WHAT TO DO:
Copy out all the records, word for word.

>> START RECORDS PROVIDED

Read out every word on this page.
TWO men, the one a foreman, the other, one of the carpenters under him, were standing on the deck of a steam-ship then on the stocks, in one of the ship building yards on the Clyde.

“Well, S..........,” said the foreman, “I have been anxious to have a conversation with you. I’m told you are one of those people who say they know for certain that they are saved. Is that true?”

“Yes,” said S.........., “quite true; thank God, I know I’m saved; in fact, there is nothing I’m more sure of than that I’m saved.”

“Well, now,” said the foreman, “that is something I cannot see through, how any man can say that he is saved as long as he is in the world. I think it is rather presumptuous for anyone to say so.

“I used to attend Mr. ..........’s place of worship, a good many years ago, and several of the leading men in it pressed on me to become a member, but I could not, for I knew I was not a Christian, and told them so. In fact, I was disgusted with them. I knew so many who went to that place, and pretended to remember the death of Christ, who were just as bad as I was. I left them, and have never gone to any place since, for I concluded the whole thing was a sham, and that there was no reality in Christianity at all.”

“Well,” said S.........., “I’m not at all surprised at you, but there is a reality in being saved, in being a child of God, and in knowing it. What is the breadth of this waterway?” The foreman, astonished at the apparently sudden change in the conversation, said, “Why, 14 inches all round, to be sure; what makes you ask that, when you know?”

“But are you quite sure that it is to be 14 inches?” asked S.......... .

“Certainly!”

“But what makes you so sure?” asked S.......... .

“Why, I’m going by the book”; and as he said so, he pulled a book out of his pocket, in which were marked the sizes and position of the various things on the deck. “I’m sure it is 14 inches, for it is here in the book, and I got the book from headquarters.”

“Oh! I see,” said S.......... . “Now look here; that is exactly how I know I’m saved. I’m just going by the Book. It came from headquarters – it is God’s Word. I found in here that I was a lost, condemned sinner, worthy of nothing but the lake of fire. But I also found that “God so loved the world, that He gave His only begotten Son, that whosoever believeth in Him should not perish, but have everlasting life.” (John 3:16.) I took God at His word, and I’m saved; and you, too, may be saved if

>> END RECORDS PROVIDED

THE RESULT:
Read out every word on this page.
TWO men, the one a foreman, the other, one of the carpenters under him, were standing on the deck of a steam-ship then on the stocks, in one of the ship building yards on the Clyde.

“Well, S..........,” said the foreman, “I have been anxious to have a conversation with you. I’m told you are one of those people who say they know for certain that they are saved. Is that true?”

“Yes,” said S.........., “quite true; thank God, I know I’m saved; in fact, there is nothing I’m more sure of than that I’m saved.”

“Well, now,” said the foreman, “that is something I cannot see through, how any man can say that he is saved as long as he is in the world. I think it is rather presumptuous for anyone to say so.

“I used to attend Mr. ..........’s place of worship, a good many years ago, and several of the leading men in it pressed on me to become a member, but I could not, for I knew I was not a Christian, and told them so. In fact, I was disgusted with them. I knew so many who went to that place, and pretended to remember the death of Christ, who were just as bad as I was. I left them, and have never gone to any place since, for I concluded the whole thing was a sham, and that there was no reality in Christianity at all.”

“Well,” said S.........., “I’m not at all surprised at you, but there is a reality in being saved, in being a child of God, and in knowing it. What is the breadth of this waterway?” The foreman, astonished at the apparently sudden change in the conversation, said, “Why, 14 inches all round, to be sure; what makes you ask that, when you know?”

“But are you quite sure that it is to be 14 inches?” asked S.......... .

“Certainly!”

“But what makes you so sure?” asked S.......... .

“Why, I’m going by the book”; and as he said so, he pulled a book out of his pocket, in which were marked the sizes and position of the various things on the deck. “I’m sure it is 14 inches, for it is here in the book, and I got the book from headquarters.”

“Oh! I see,” said S.......... . “Now look here; that is exactly how I know I’m saved. I’m just going by the Book. It came from headquarters – it is God’s Word. I found in here that I was a lost, condemned sinner, worthy of nothing but the lake of fire. But I also found that “God so loved the world, that He gave His only begotten Son, that whosoever believeth in Him should not perish, but have everlasting life.” (John 3:16.) I took God at His word, and I’m saved; and you, too, may be saved if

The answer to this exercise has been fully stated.